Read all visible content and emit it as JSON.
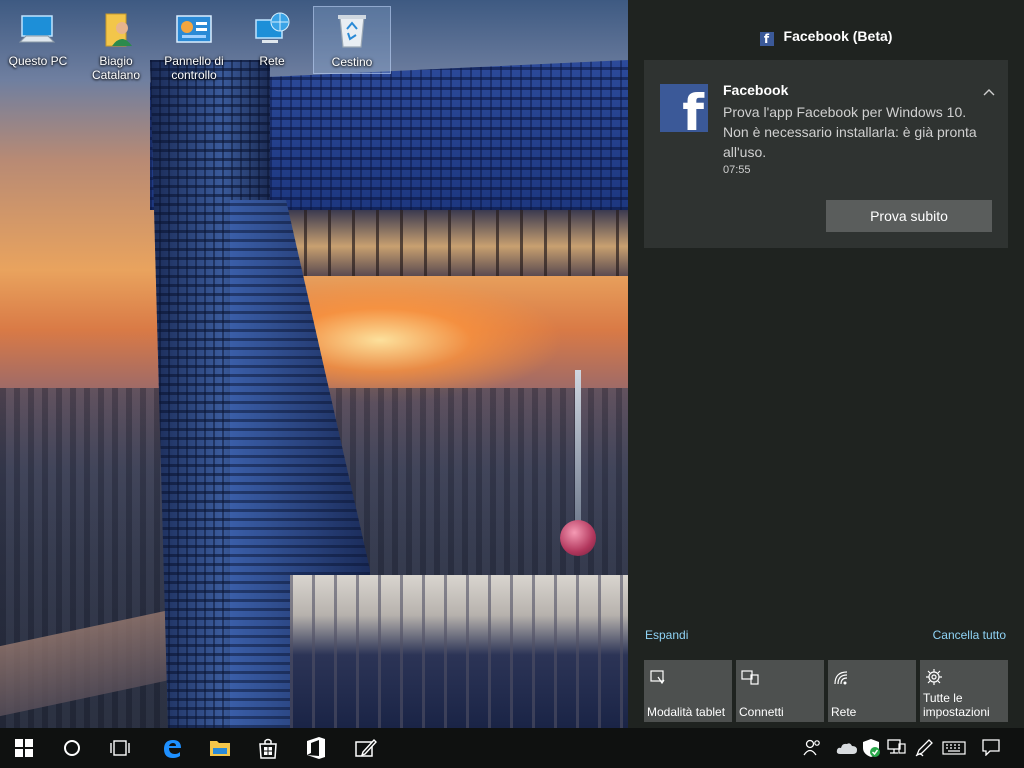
{
  "desktop": {
    "icons": [
      {
        "label": "Questo PC"
      },
      {
        "label": "Biagio\nCatalano"
      },
      {
        "label": "Pannello di controllo"
      },
      {
        "label": "Rete"
      },
      {
        "label": "Cestino"
      }
    ]
  },
  "action_center": {
    "header": {
      "app_name": "Facebook (Beta)",
      "icon": "facebook-icon"
    },
    "notification": {
      "title": "Facebook",
      "body": "Prova l'app Facebook per Windows 10. Non è necessario installarla: è già pronta all'uso.",
      "time": "07:55",
      "button_label": "Prova subito"
    },
    "expand_label": "Espandi",
    "clear_all_label": "Cancella tutto",
    "quick_actions": [
      {
        "label": "Modalità tablet",
        "icon": "tablet-mode-icon"
      },
      {
        "label": "Connetti",
        "icon": "connect-icon"
      },
      {
        "label": "Rete",
        "icon": "network-icon"
      },
      {
        "label": "Tutte le impostazioni",
        "icon": "settings-gear-icon"
      }
    ]
  },
  "taskbar": {
    "pinned": [
      "start-icon",
      "cortana-icon",
      "task-view-icon",
      "edge-icon",
      "file-explorer-icon",
      "store-icon",
      "office-icon",
      "ink-workspace-icon"
    ],
    "tray": [
      "people-icon",
      "onedrive-icon",
      "defender-icon",
      "network-icon",
      "pen-icon",
      "keyboard-icon",
      "action-center-icon"
    ]
  },
  "colors": {
    "accent_link": "#8fd3f5",
    "facebook_blue": "#3b5998",
    "panel_bg": "#1f2320",
    "card_bg": "#2f3331",
    "tile_bg": "#4d504f"
  }
}
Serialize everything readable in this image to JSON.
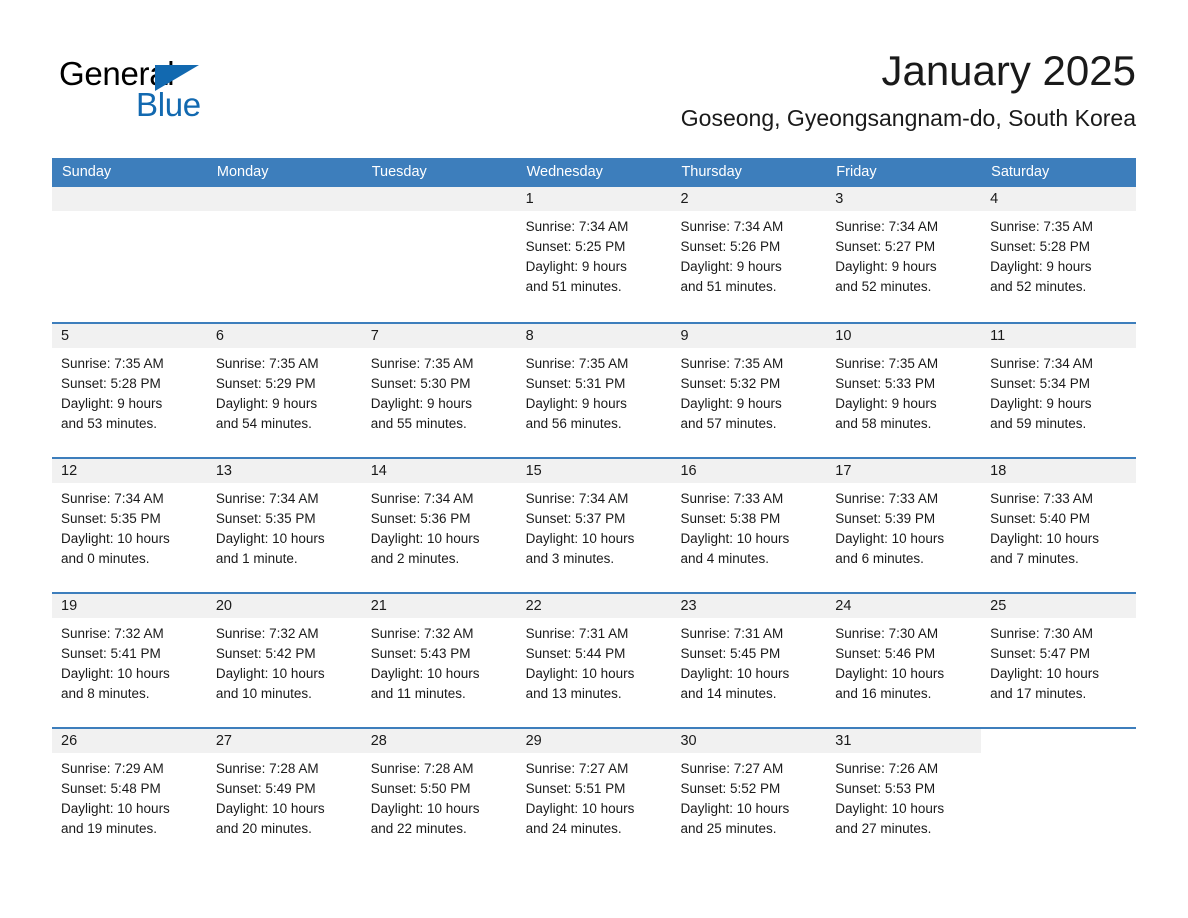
{
  "brand": {
    "name_part1": "General",
    "name_part2": "Blue",
    "triangle_icon": "triangle-icon",
    "accent_color": "#1269b0"
  },
  "header": {
    "month_title": "January 2025",
    "location": "Goseong, Gyeongsangnam-do, South Korea"
  },
  "calendar": {
    "header_bg": "#3d7ebc",
    "day_band_bg": "#f1f1f1",
    "weekday_names": [
      "Sunday",
      "Monday",
      "Tuesday",
      "Wednesday",
      "Thursday",
      "Friday",
      "Saturday"
    ],
    "weeks": [
      [
        {
          "day": "",
          "empty": true
        },
        {
          "day": "",
          "empty": true
        },
        {
          "day": "",
          "empty": true
        },
        {
          "day": "1",
          "sunrise": "Sunrise: 7:34 AM",
          "sunset": "Sunset: 5:25 PM",
          "daylight_line1": "Daylight: 9 hours",
          "daylight_line2": "and 51 minutes."
        },
        {
          "day": "2",
          "sunrise": "Sunrise: 7:34 AM",
          "sunset": "Sunset: 5:26 PM",
          "daylight_line1": "Daylight: 9 hours",
          "daylight_line2": "and 51 minutes."
        },
        {
          "day": "3",
          "sunrise": "Sunrise: 7:34 AM",
          "sunset": "Sunset: 5:27 PM",
          "daylight_line1": "Daylight: 9 hours",
          "daylight_line2": "and 52 minutes."
        },
        {
          "day": "4",
          "sunrise": "Sunrise: 7:35 AM",
          "sunset": "Sunset: 5:28 PM",
          "daylight_line1": "Daylight: 9 hours",
          "daylight_line2": "and 52 minutes."
        }
      ],
      [
        {
          "day": "5",
          "sunrise": "Sunrise: 7:35 AM",
          "sunset": "Sunset: 5:28 PM",
          "daylight_line1": "Daylight: 9 hours",
          "daylight_line2": "and 53 minutes."
        },
        {
          "day": "6",
          "sunrise": "Sunrise: 7:35 AM",
          "sunset": "Sunset: 5:29 PM",
          "daylight_line1": "Daylight: 9 hours",
          "daylight_line2": "and 54 minutes."
        },
        {
          "day": "7",
          "sunrise": "Sunrise: 7:35 AM",
          "sunset": "Sunset: 5:30 PM",
          "daylight_line1": "Daylight: 9 hours",
          "daylight_line2": "and 55 minutes."
        },
        {
          "day": "8",
          "sunrise": "Sunrise: 7:35 AM",
          "sunset": "Sunset: 5:31 PM",
          "daylight_line1": "Daylight: 9 hours",
          "daylight_line2": "and 56 minutes."
        },
        {
          "day": "9",
          "sunrise": "Sunrise: 7:35 AM",
          "sunset": "Sunset: 5:32 PM",
          "daylight_line1": "Daylight: 9 hours",
          "daylight_line2": "and 57 minutes."
        },
        {
          "day": "10",
          "sunrise": "Sunrise: 7:35 AM",
          "sunset": "Sunset: 5:33 PM",
          "daylight_line1": "Daylight: 9 hours",
          "daylight_line2": "and 58 minutes."
        },
        {
          "day": "11",
          "sunrise": "Sunrise: 7:34 AM",
          "sunset": "Sunset: 5:34 PM",
          "daylight_line1": "Daylight: 9 hours",
          "daylight_line2": "and 59 minutes."
        }
      ],
      [
        {
          "day": "12",
          "sunrise": "Sunrise: 7:34 AM",
          "sunset": "Sunset: 5:35 PM",
          "daylight_line1": "Daylight: 10 hours",
          "daylight_line2": "and 0 minutes."
        },
        {
          "day": "13",
          "sunrise": "Sunrise: 7:34 AM",
          "sunset": "Sunset: 5:35 PM",
          "daylight_line1": "Daylight: 10 hours",
          "daylight_line2": "and 1 minute."
        },
        {
          "day": "14",
          "sunrise": "Sunrise: 7:34 AM",
          "sunset": "Sunset: 5:36 PM",
          "daylight_line1": "Daylight: 10 hours",
          "daylight_line2": "and 2 minutes."
        },
        {
          "day": "15",
          "sunrise": "Sunrise: 7:34 AM",
          "sunset": "Sunset: 5:37 PM",
          "daylight_line1": "Daylight: 10 hours",
          "daylight_line2": "and 3 minutes."
        },
        {
          "day": "16",
          "sunrise": "Sunrise: 7:33 AM",
          "sunset": "Sunset: 5:38 PM",
          "daylight_line1": "Daylight: 10 hours",
          "daylight_line2": "and 4 minutes."
        },
        {
          "day": "17",
          "sunrise": "Sunrise: 7:33 AM",
          "sunset": "Sunset: 5:39 PM",
          "daylight_line1": "Daylight: 10 hours",
          "daylight_line2": "and 6 minutes."
        },
        {
          "day": "18",
          "sunrise": "Sunrise: 7:33 AM",
          "sunset": "Sunset: 5:40 PM",
          "daylight_line1": "Daylight: 10 hours",
          "daylight_line2": "and 7 minutes."
        }
      ],
      [
        {
          "day": "19",
          "sunrise": "Sunrise: 7:32 AM",
          "sunset": "Sunset: 5:41 PM",
          "daylight_line1": "Daylight: 10 hours",
          "daylight_line2": "and 8 minutes."
        },
        {
          "day": "20",
          "sunrise": "Sunrise: 7:32 AM",
          "sunset": "Sunset: 5:42 PM",
          "daylight_line1": "Daylight: 10 hours",
          "daylight_line2": "and 10 minutes."
        },
        {
          "day": "21",
          "sunrise": "Sunrise: 7:32 AM",
          "sunset": "Sunset: 5:43 PM",
          "daylight_line1": "Daylight: 10 hours",
          "daylight_line2": "and 11 minutes."
        },
        {
          "day": "22",
          "sunrise": "Sunrise: 7:31 AM",
          "sunset": "Sunset: 5:44 PM",
          "daylight_line1": "Daylight: 10 hours",
          "daylight_line2": "and 13 minutes."
        },
        {
          "day": "23",
          "sunrise": "Sunrise: 7:31 AM",
          "sunset": "Sunset: 5:45 PM",
          "daylight_line1": "Daylight: 10 hours",
          "daylight_line2": "and 14 minutes."
        },
        {
          "day": "24",
          "sunrise": "Sunrise: 7:30 AM",
          "sunset": "Sunset: 5:46 PM",
          "daylight_line1": "Daylight: 10 hours",
          "daylight_line2": "and 16 minutes."
        },
        {
          "day": "25",
          "sunrise": "Sunrise: 7:30 AM",
          "sunset": "Sunset: 5:47 PM",
          "daylight_line1": "Daylight: 10 hours",
          "daylight_line2": "and 17 minutes."
        }
      ],
      [
        {
          "day": "26",
          "sunrise": "Sunrise: 7:29 AM",
          "sunset": "Sunset: 5:48 PM",
          "daylight_line1": "Daylight: 10 hours",
          "daylight_line2": "and 19 minutes."
        },
        {
          "day": "27",
          "sunrise": "Sunrise: 7:28 AM",
          "sunset": "Sunset: 5:49 PM",
          "daylight_line1": "Daylight: 10 hours",
          "daylight_line2": "and 20 minutes."
        },
        {
          "day": "28",
          "sunrise": "Sunrise: 7:28 AM",
          "sunset": "Sunset: 5:50 PM",
          "daylight_line1": "Daylight: 10 hours",
          "daylight_line2": "and 22 minutes."
        },
        {
          "day": "29",
          "sunrise": "Sunrise: 7:27 AM",
          "sunset": "Sunset: 5:51 PM",
          "daylight_line1": "Daylight: 10 hours",
          "daylight_line2": "and 24 minutes."
        },
        {
          "day": "30",
          "sunrise": "Sunrise: 7:27 AM",
          "sunset": "Sunset: 5:52 PM",
          "daylight_line1": "Daylight: 10 hours",
          "daylight_line2": "and 25 minutes."
        },
        {
          "day": "31",
          "sunrise": "Sunrise: 7:26 AM",
          "sunset": "Sunset: 5:53 PM",
          "daylight_line1": "Daylight: 10 hours",
          "daylight_line2": "and 27 minutes."
        },
        {
          "day": "",
          "empty": true,
          "no_band": true
        }
      ]
    ]
  }
}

▬▬▬▬▬▬

> _Stated exercise_: Go through the material above and count the lines that contain "Prova"; answer with the number alone.

> _Full solution_: 2